** Start of Records for this task **
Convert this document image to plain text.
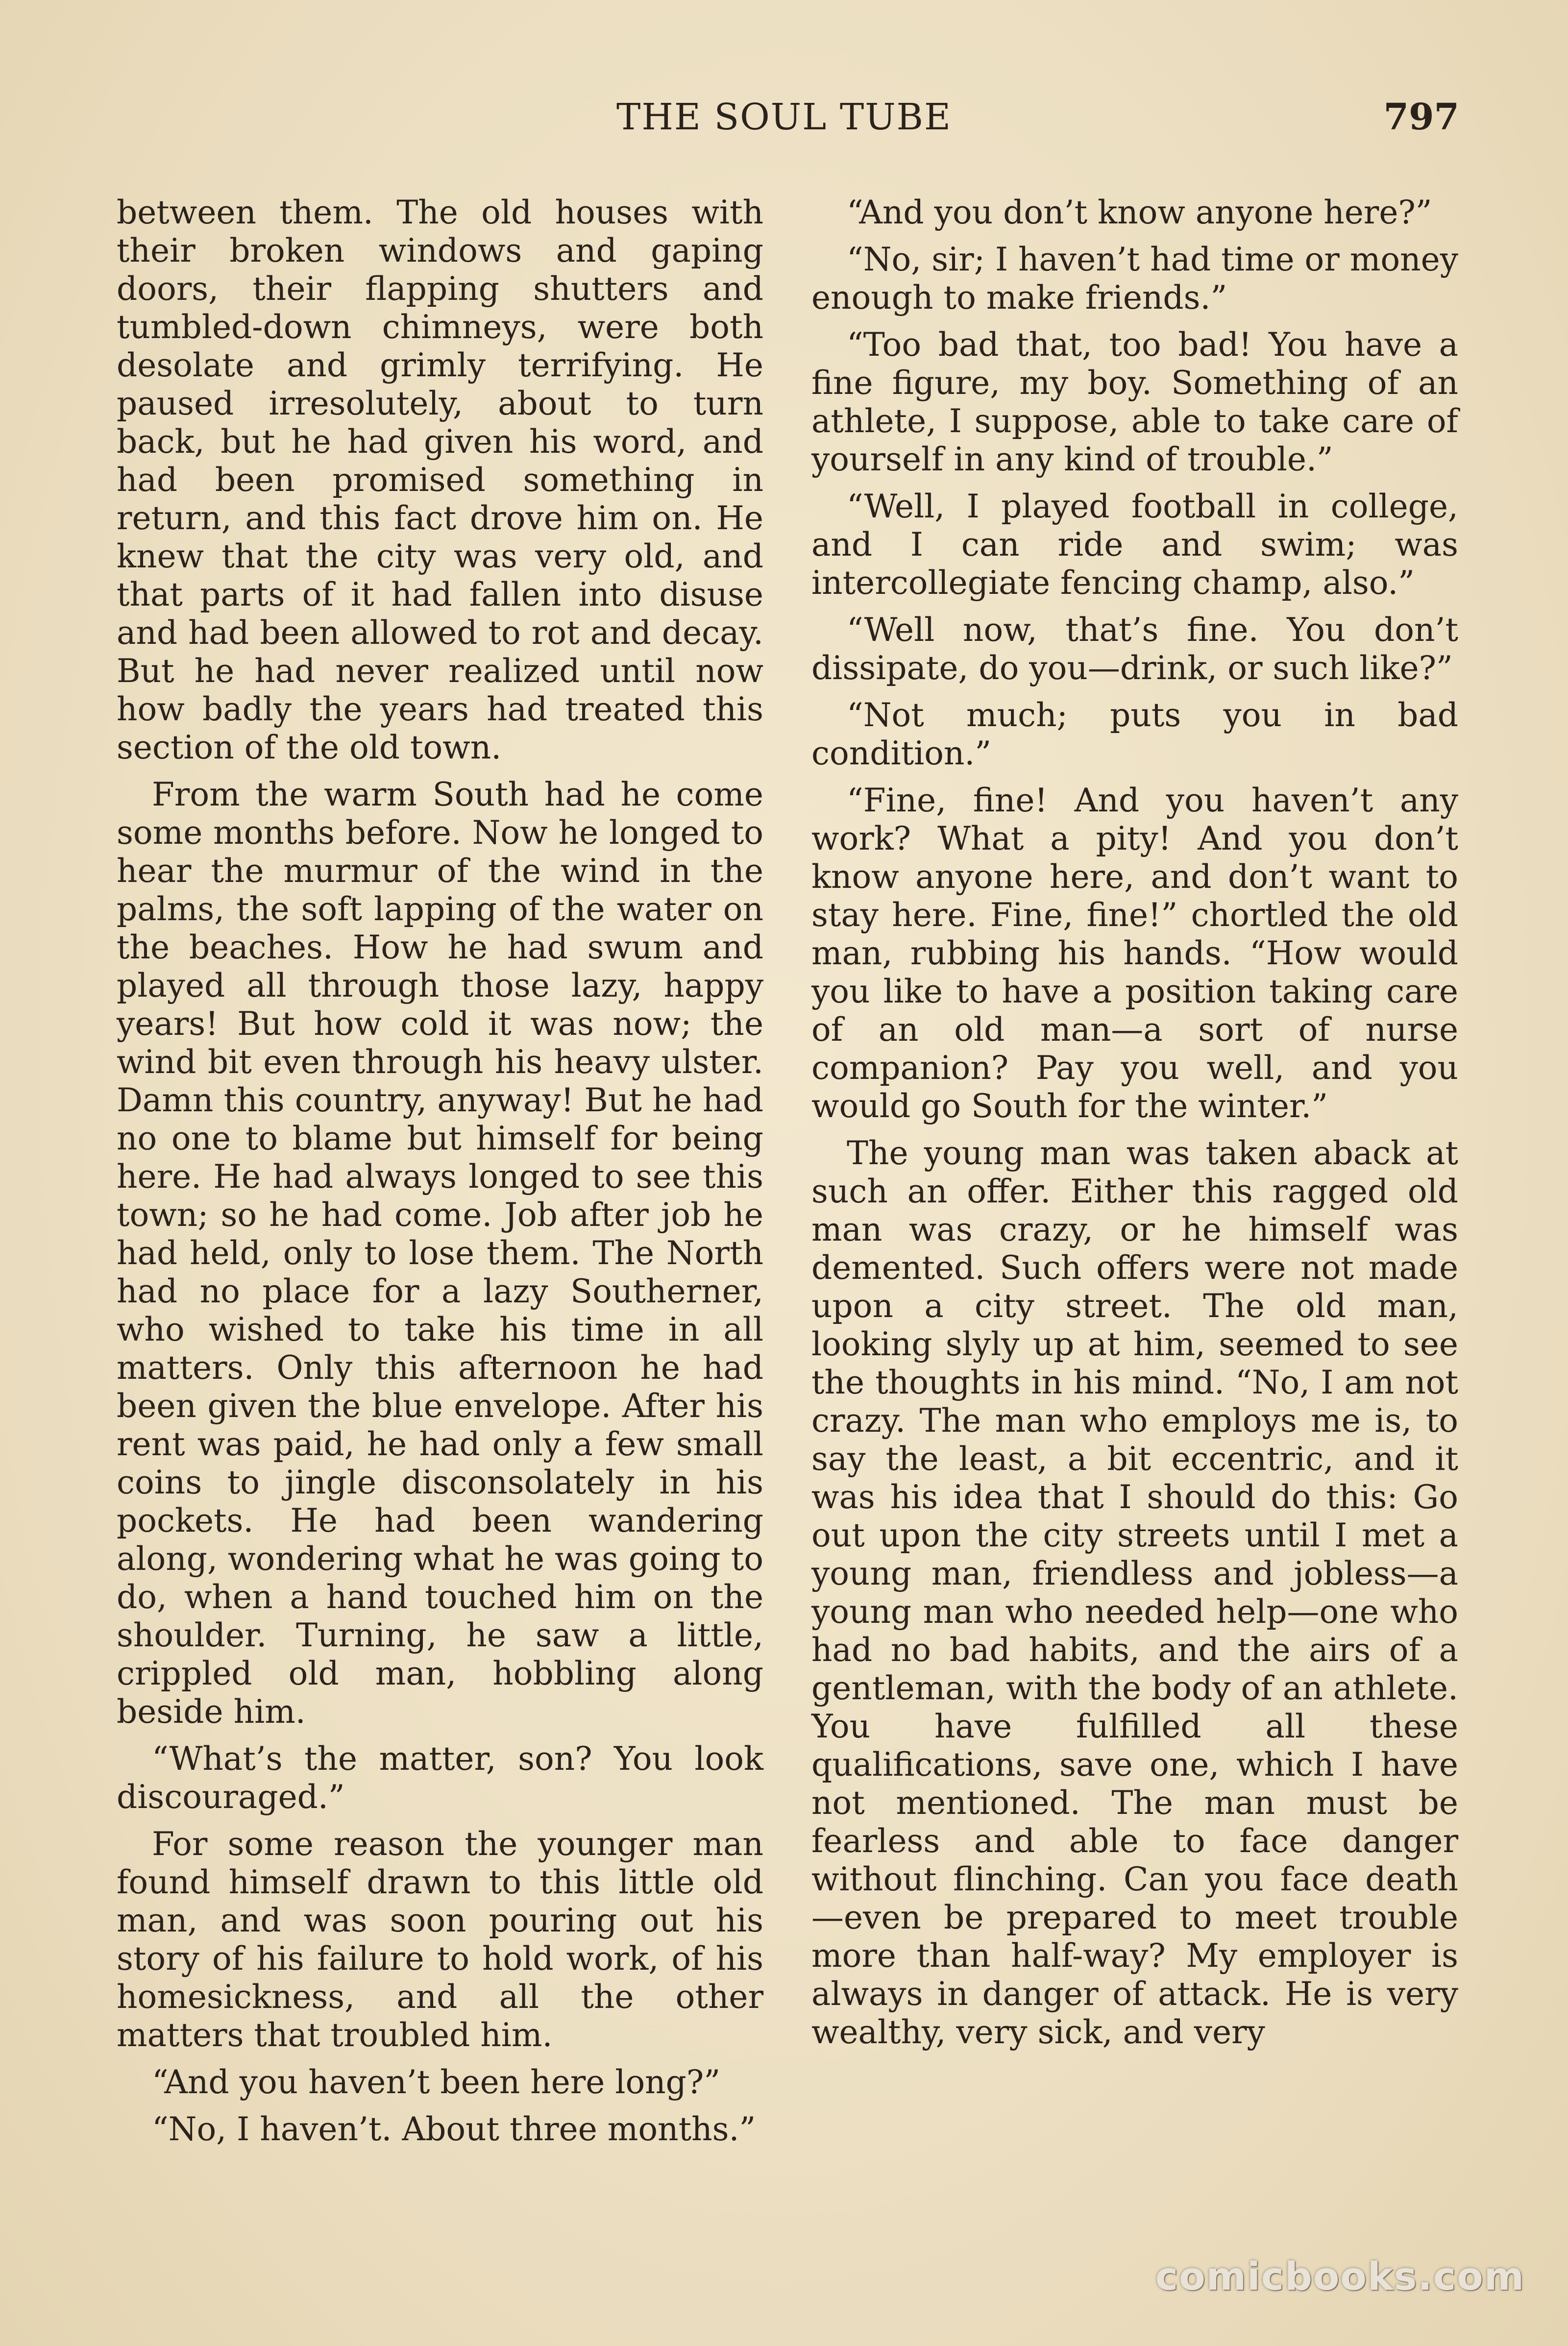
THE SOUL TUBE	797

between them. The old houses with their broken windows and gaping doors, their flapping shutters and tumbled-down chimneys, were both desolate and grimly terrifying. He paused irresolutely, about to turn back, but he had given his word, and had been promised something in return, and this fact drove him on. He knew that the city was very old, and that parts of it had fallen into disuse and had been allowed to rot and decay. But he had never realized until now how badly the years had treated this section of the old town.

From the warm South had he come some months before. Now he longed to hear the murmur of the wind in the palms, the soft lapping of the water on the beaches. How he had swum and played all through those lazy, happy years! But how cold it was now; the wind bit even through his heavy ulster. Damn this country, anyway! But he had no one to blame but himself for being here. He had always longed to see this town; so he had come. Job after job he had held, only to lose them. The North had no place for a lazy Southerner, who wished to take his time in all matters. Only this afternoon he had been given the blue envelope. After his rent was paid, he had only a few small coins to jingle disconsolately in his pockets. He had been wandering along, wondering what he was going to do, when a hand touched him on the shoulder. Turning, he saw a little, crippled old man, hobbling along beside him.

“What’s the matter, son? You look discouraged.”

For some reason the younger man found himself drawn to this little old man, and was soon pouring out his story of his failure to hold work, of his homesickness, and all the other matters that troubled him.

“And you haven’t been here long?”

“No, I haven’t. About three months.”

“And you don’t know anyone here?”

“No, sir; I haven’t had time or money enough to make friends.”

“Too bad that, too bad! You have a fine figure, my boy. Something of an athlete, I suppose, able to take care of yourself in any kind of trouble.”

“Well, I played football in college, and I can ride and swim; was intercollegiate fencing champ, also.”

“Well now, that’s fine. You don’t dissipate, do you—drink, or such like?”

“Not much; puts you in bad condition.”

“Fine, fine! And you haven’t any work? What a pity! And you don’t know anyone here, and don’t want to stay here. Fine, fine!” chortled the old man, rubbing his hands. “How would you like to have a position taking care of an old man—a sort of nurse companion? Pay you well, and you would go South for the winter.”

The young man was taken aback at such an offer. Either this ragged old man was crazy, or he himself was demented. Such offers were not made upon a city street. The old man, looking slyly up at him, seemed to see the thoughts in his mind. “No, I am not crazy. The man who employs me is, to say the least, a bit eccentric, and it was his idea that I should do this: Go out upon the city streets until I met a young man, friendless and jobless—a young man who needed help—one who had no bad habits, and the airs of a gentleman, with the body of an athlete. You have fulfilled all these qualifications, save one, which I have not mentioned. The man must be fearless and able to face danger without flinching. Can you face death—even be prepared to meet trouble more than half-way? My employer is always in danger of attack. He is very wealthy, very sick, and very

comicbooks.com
** End of Records for this task **
*Do this:* Report how many lines of the listing hold the string "able", giving only the number.

*Problem solution:* 2